= EXERCISE =
Will you transcribe all the entries word for word, skipping the pictures they hold?

>> Begin

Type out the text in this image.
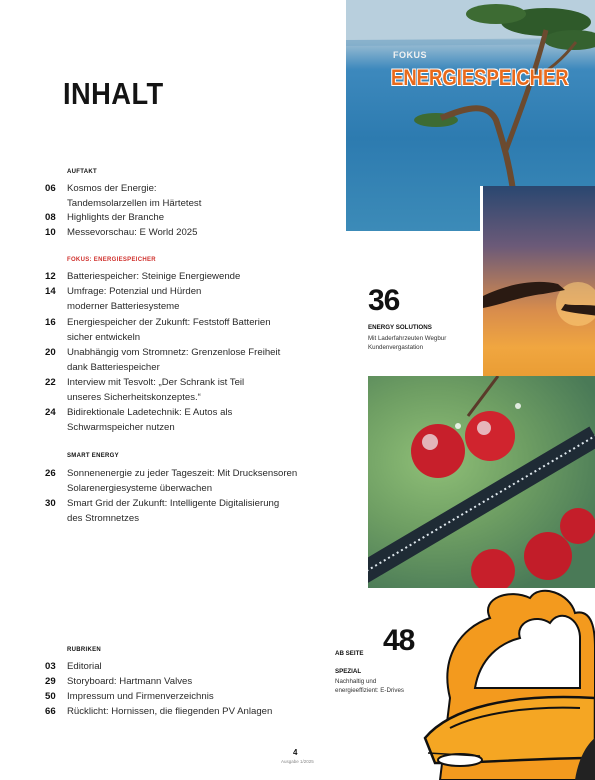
INHALT
AUFTAKT
06	Kosmos der Energie:
Tandemsolarzellen im Härtetest
08	Highlights der Branche
10	Messevorschau: E World 2025
FOKUS: ENERGIESPEICHER
12	Batteriespeicher: Steinige Energiewende
14	Umfrage: Potenzial und Hürden
moderner Batteriesysteme
16	Energiespeicher der Zukunft: Feststoff Batterien
sicher entwickeln
20	Unabhängig vom Stromnetz: Grenzenlose Freiheit
dank Batteriespeicher
22	Interview mit Tesvolt: „Der Schrank ist Teil
unseres Sicherheitskonzeptes.“
24	Bidirektionale Ladetechnik: E Autos als
Schwarmspeicher nutzen
SMART ENERGY
26	Sonnenenergie zu jeder Tageszeit: Mit Drucksensoren
Solarenergiesysteme überwachen
30	Smart Grid der Zukunft: Intelligente Digitalisierung
des Stromnetzes
RUBRIKEN
03	Editorial
29	Storyboard: Hartmann Valves
50	Impressum und Firmenverzeichnis
66	Rücklicht: Hornissen, die fliegenden PV Anlagen
FOKUS
ENERGIESPEICHER
36
ENERGY SOLUTIONS
Mit Laderfahrzeuten Wegbur
Kundenvergastation
AB SEITE 48
SPEZIAL
Nachhaltig und
energieeffizient: E-Drives
4
Ausgabe 1/2025
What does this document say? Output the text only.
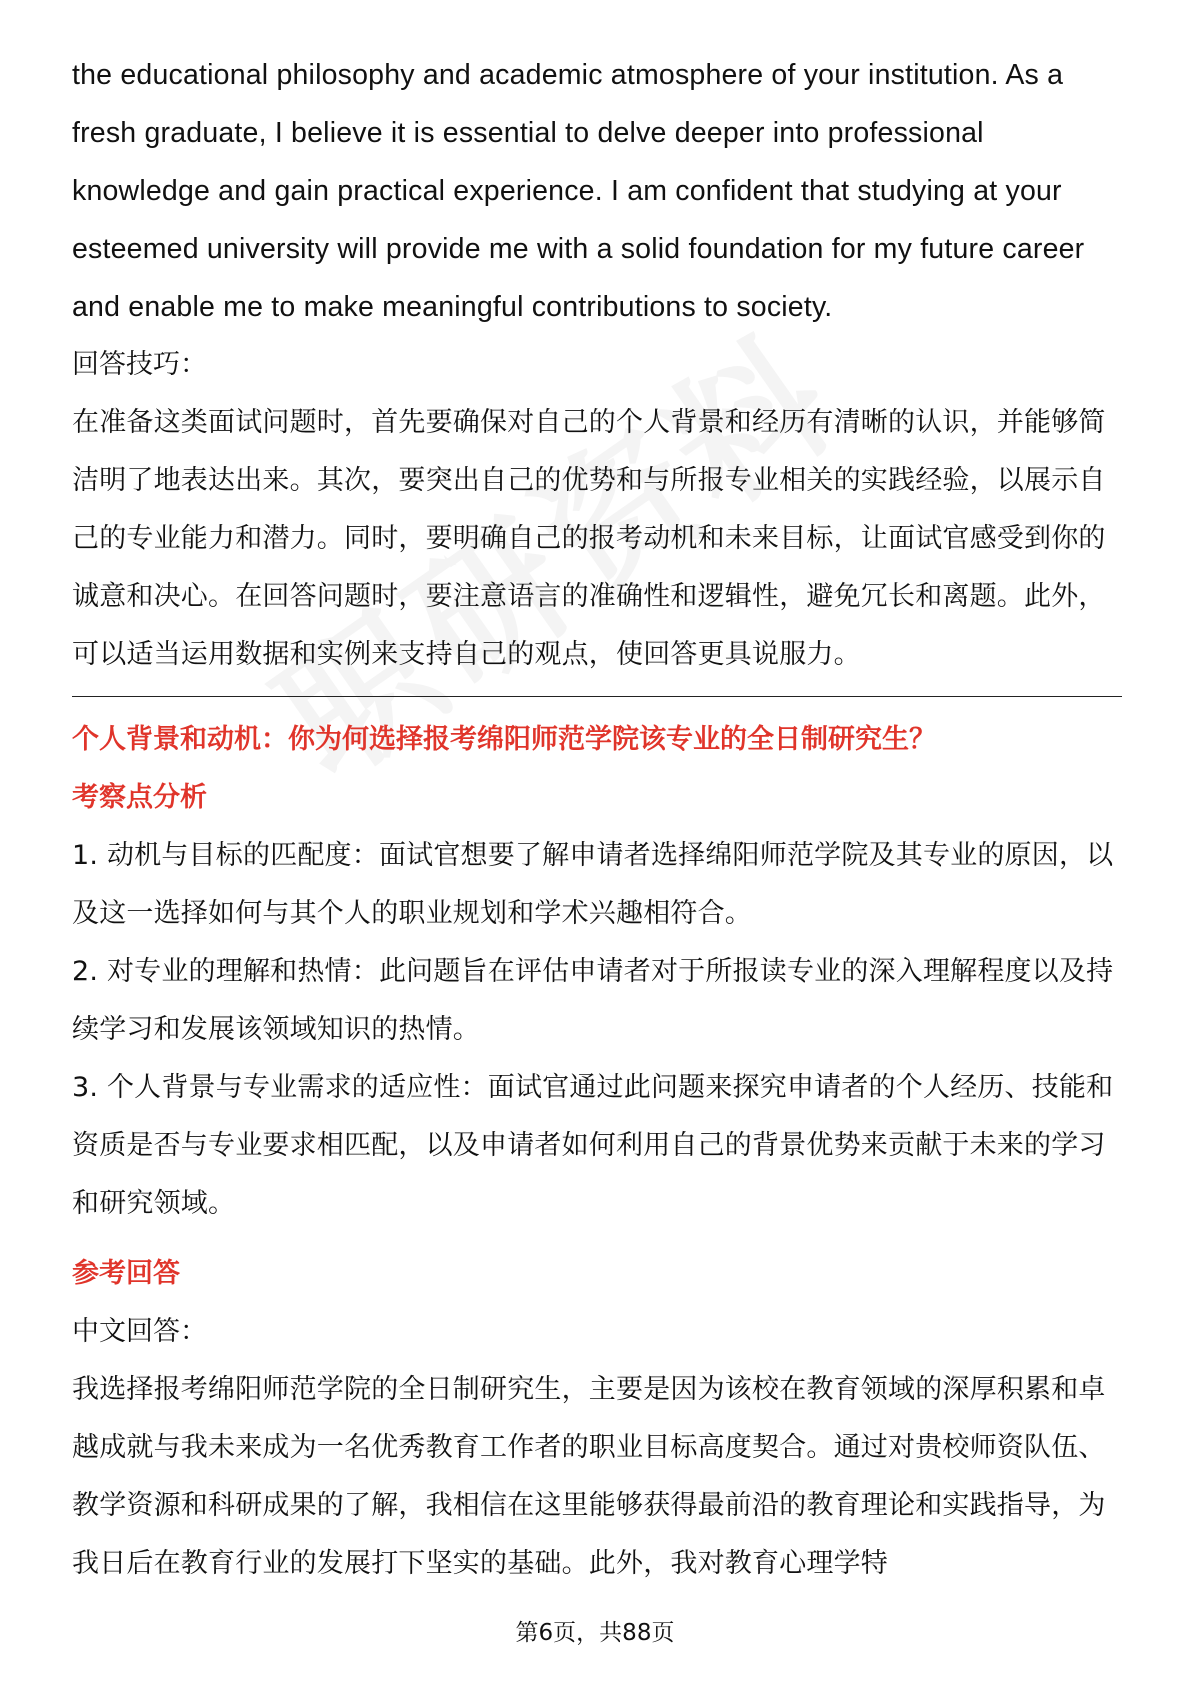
the educational philosophy and academic atmosphere of your institution. As a fresh graduate, I believe it is essential to delve deeper into professional knowledge and gain practical experience. I am confident that studying at your esteemed university will provide me with a solid foundation for my future career and enable me to make meaningful contributions to society.

回答技巧：

在准备这类面试问题时，首先要确保对自己的个人背景和经历有清晰的认识，并能够简洁明了地表达出来。其次，要突出自己的优势和与所报专业相关的实践经验，以展示自己的专业能力和潜力。同时，要明确自己的报考动机和未来目标，让面试官感受到你的诚意和决心。在回答问题时，要注意语言的准确性和逻辑性，避免冗长和离题。此外，可以适当运用数据和实例来支持自己的观点，使回答更具说服力。

个人背景和动机：你为何选择报考绵阳师范学院该专业的全日制研究生？

考察点分析

1. 动机与目标的匹配度：面试官想要了解申请者选择绵阳师范学院及其专业的原因，以及这一选择如何与其个人的职业规划和学术兴趣相符合。

2. 对专业的理解和热情：此问题旨在评估申请者对于所报读专业的深入理解程度以及持续学习和发展该领域知识的热情。

3. 个人背景与专业需求的适应性：面试官通过此问题来探究申请者的个人经历、技能和资质是否与专业要求相匹配，以及申请者如何利用自己的背景优势来贡献于未来的学习和研究领域。

参考回答

中文回答：

我选择报考绵阳师范学院的全日制研究生，主要是因为该校在教育领域的深厚积累和卓越成就与我未来成为一名优秀教育工作者的职业目标高度契合。通过对贵校师资队伍、教学资源和科研成果的了解，我相信在这里能够获得最前沿的教育理论和实践指导，为我日后在教育行业的发展打下坚实的基础。此外，我对教育心理学特

第6页，共88页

>> End

= RESPONSE BELOW =
Type out the text in this image.
INHALT
AUFTAKT
06	Kosmos der Energie:
Tandemsolarzellen im Härtetest
08	Highlights der Branche
10	Messevorschau: E World 2025
FOKUS: ENERGIESPEICHER
12	Batteriespeicher: Steinige Energiewende
14	Umfrage: Potenzial und Hürden
moderner Batteriesysteme
16	Energiespeicher der Zukunft: Feststoff Batterien
sicher entwickeln
20	Unabhängig vom Stromnetz: Grenzenlose Freiheit
dank Batteriespeicher
22	Interview mit Tesvolt: „Der Schrank ist Teil
unseres Sicherheitskonzeptes.“
24	Bidirektionale Ladetechnik: E Autos als
Schwarmspeicher nutzen
SMART ENERGY
26	Sonnenenergie zu jeder Tageszeit: Mit Drucksensoren
Solarenergiesysteme überwachen
30	Smart Grid der Zukunft: Intelligente Digitalisierung
des Stromnetzes
RUBRIKEN
03	Editorial
29	Storyboard: Hartmann Valves
50	Impressum und Firmenverzeichnis
66	Rücklicht: Hornissen, die fliegenden PV Anlagen
FOKUS
ENERGIESPEICHER
36
ENERGY SOLUTIONS
Mit Laderfahrzeuten Wegbur
Kundenvergastation
AB SEITE 48
SPEZIAL
Nachhaltig und
energieeffizient: E-Drives
4
Ausgabe 1/2025
What does this document say? Output the text only.
the educational philosophy and academic atmosphere of your institution. As a fresh graduate, I believe it is essential to delve deeper into professional knowledge and gain practical experience. I am confident that studying at your esteemed university will provide me with a solid foundation for my future career and enable me to make meaningful contributions to society.

回答技巧：

在准备这类面试问题时，首先要确保对自己的个人背景和经历有清晰的认识，并能够简洁明了地表达出来。其次，要突出自己的优势和与所报专业相关的实践经验，以展示自己的专业能力和潜力。同时，要明确自己的报考动机和未来目标，让面试官感受到你的诚意和决心。在回答问题时，要注意语言的准确性和逻辑性，避免冗长和离题。此外，可以适当运用数据和实例来支持自己的观点，使回答更具说服力。

个人背景和动机：你为何选择报考绵阳师范学院该专业的全日制研究生？

考察点分析

1. 动机与目标的匹配度：面试官想要了解申请者选择绵阳师范学院及其专业的原因，以及这一选择如何与其个人的职业规划和学术兴趣相符合。

2. 对专业的理解和热情：此问题旨在评估申请者对于所报读专业的深入理解程度以及持续学习和发展该领域知识的热情。

3. 个人背景与专业需求的适应性：面试官通过此问题来探究申请者的个人经历、技能和资质是否与专业要求相匹配，以及申请者如何利用自己的背景优势来贡献于未来的学习和研究领域。

参考回答

中文回答：

我选择报考绵阳师范学院的全日制研究生，主要是因为该校在教育领域的深厚积累和卓越成就与我未来成为一名优秀教育工作者的职业目标高度契合。通过对贵校师资队伍、教学资源和科研成果的了解，我相信在这里能够获得最前沿的教育理论和实践指导，为我日后在教育行业的发展打下坚实的基础。此外，我对教育心理学特

第6页，共88页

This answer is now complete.